▶ [EXERCISE PROMPT]: Extract every record, exactly as written, and ignore the pictures.
──────── RECORDS SUPPLIED
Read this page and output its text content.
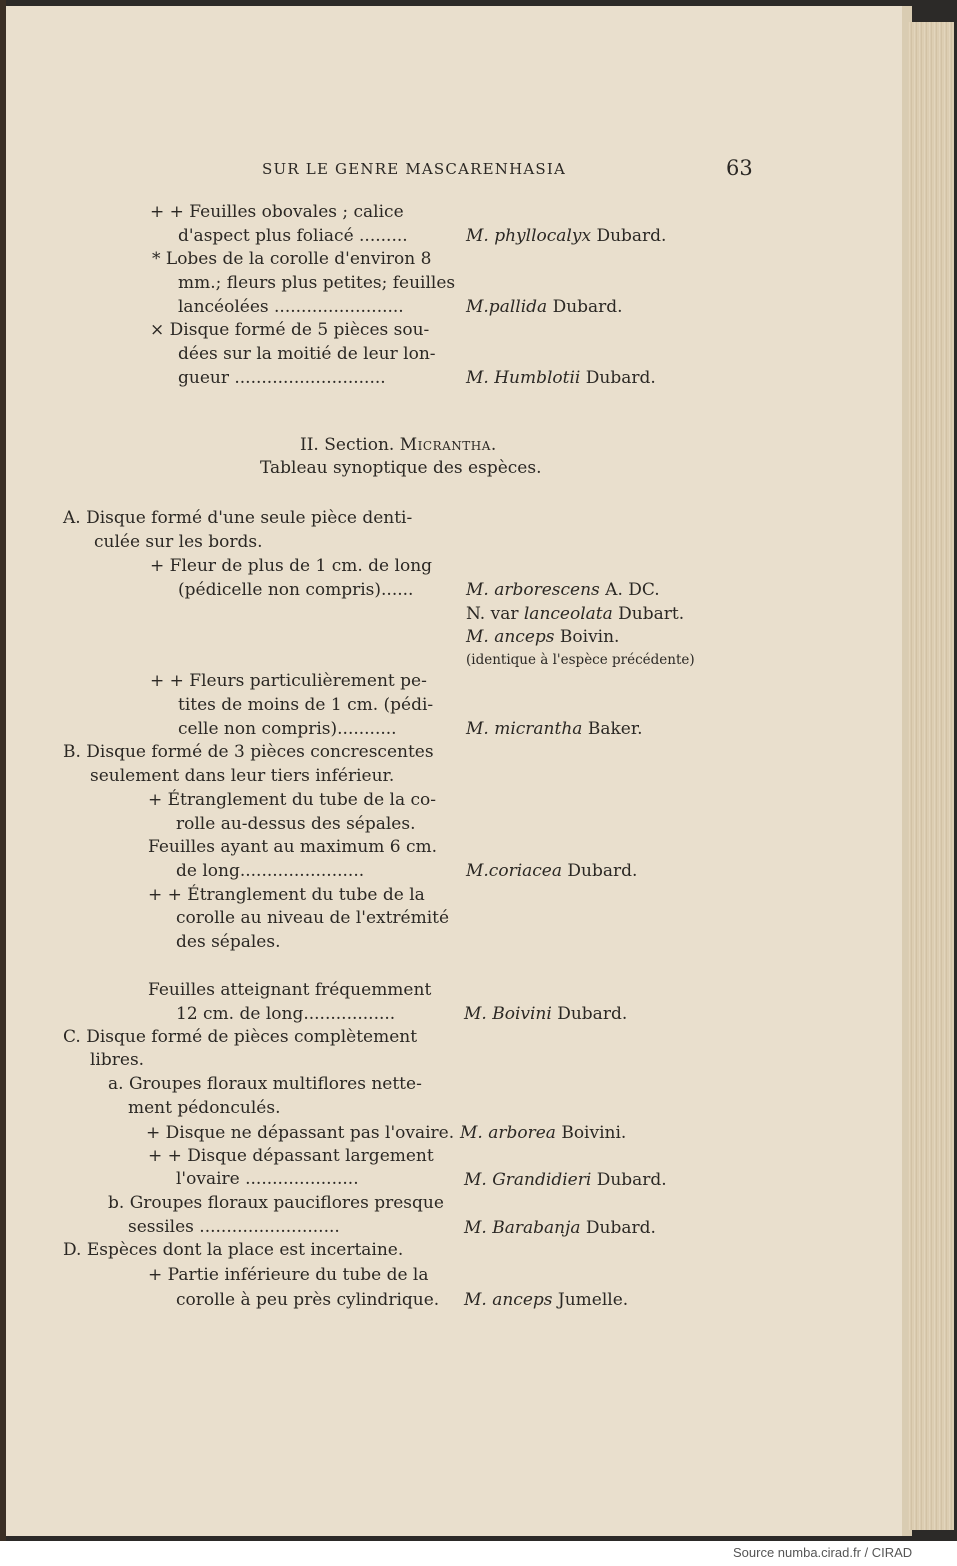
SUR LE GENRE MASCARENHASIA	63
+ + Feuilles obovales ; calice
d'aspect plus foliacé .........	M. phyllocalyx Dubard.
* Lobes de la corolle d'environ 8
mm.; fleurs plus petites; feuilles
lancéolées ........................	M.pallida Dubard.
⨯ Disque formé de 5 pièces sou-
dées sur la moitié de leur lon-
gueur ............................	M. Humblotii Dubard.
II. Section. Micrantha.
Tableau synoptique des espèces.
A. Disque formé d'une seule pièce denti-
culée sur les bords.
+ Fleur de plus de 1 cm. de long
(pédicelle non compris)......	M. arborescens A. DC.
N. var lanceolata Dubart.
M. anceps Boivin.
(identique à l'espèce précédente)
+ + Fleurs particulièrement pe-
tites de moins de 1 cm. (pédi-
celle non compris)...........	M. micrantha Baker.
B. Disque formé de 3 pièces concrescentes
seulement dans leur tiers inférieur.
+ Étranglement du tube de la co-
rolle au-dessus des sépales.
Feuilles ayant au maximum 6 cm.
de long.......................	M.coriacea Dubard.
+ + Étranglement du tube de la
corolle au niveau de l'extrémité
des sépales.
Feuilles atteignant fréquemment
12 cm. de long.................	M. Boivini Dubard.
C. Disque formé de pièces complètement
libres.
a. Groupes floraux multiflores nette-
ment pédonculés.
+ Disque ne dépassant pas l'ovaire. M. arborea Boivini.
+ + Disque dépassant largement
l'ovaire .....................	M. Grandidieri Dubard.
b. Groupes floraux pauciflores presque
sessiles ..........................	M. Barabanja Dubard.
D. Espèces dont la place est incertaine.
+ Partie inférieure du tube de la
corolle à peu près cylindrique. M. anceps Jumelle.
Source numba.cirad.fr / CIRAD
────────────────
▶ [COMPLETED EXERCISE]:
Read this page and output its text content.
SUR LE GENRE MASCARENHASIA	63
+ + Feuilles obovales ; calice
d'aspect plus foliacé .........	M. phyllocalyx Dubard.
* Lobes de la corolle d'environ 8
mm.; fleurs plus petites; feuilles
lancéolées ........................	M.pallida Dubard.
⨯ Disque formé de 5 pièces sou-
dées sur la moitié de leur lon-
gueur ............................	M. Humblotii Dubard.
II. Section. Micrantha.
Tableau synoptique des espèces.
A. Disque formé d'une seule pièce denti-
culée sur les bords.
+ Fleur de plus de 1 cm. de long
(pédicelle non compris)......	M. arborescens A. DC.
N. var lanceolata Dubart.
M. anceps Boivin.
(identique à l'espèce précédente)
+ + Fleurs particulièrement pe-
tites de moins de 1 cm. (pédi-
celle non compris)...........	M. micrantha Baker.
B. Disque formé de 3 pièces concrescentes
seulement dans leur tiers inférieur.
+ Étranglement du tube de la co-
rolle au-dessus des sépales.
Feuilles ayant au maximum 6 cm.
de long.......................	M.coriacea Dubard.
+ + Étranglement du tube de la
corolle au niveau de l'extrémité
des sépales.
Feuilles atteignant fréquemment
12 cm. de long.................	M. Boivini Dubard.
C. Disque formé de pièces complètement
libres.
a. Groupes floraux multiflores nette-
ment pédonculés.
+ Disque ne dépassant pas l'ovaire. M. arborea Boivini.
+ + Disque dépassant largement
l'ovaire .....................	M. Grandidieri Dubard.
b. Groupes floraux pauciflores presque
sessiles ..........................	M. Barabanja Dubard.
D. Espèces dont la place est incertaine.
+ Partie inférieure du tube de la
corolle à peu près cylindrique. M. anceps Jumelle.
Source numba.cirad.fr / CIRAD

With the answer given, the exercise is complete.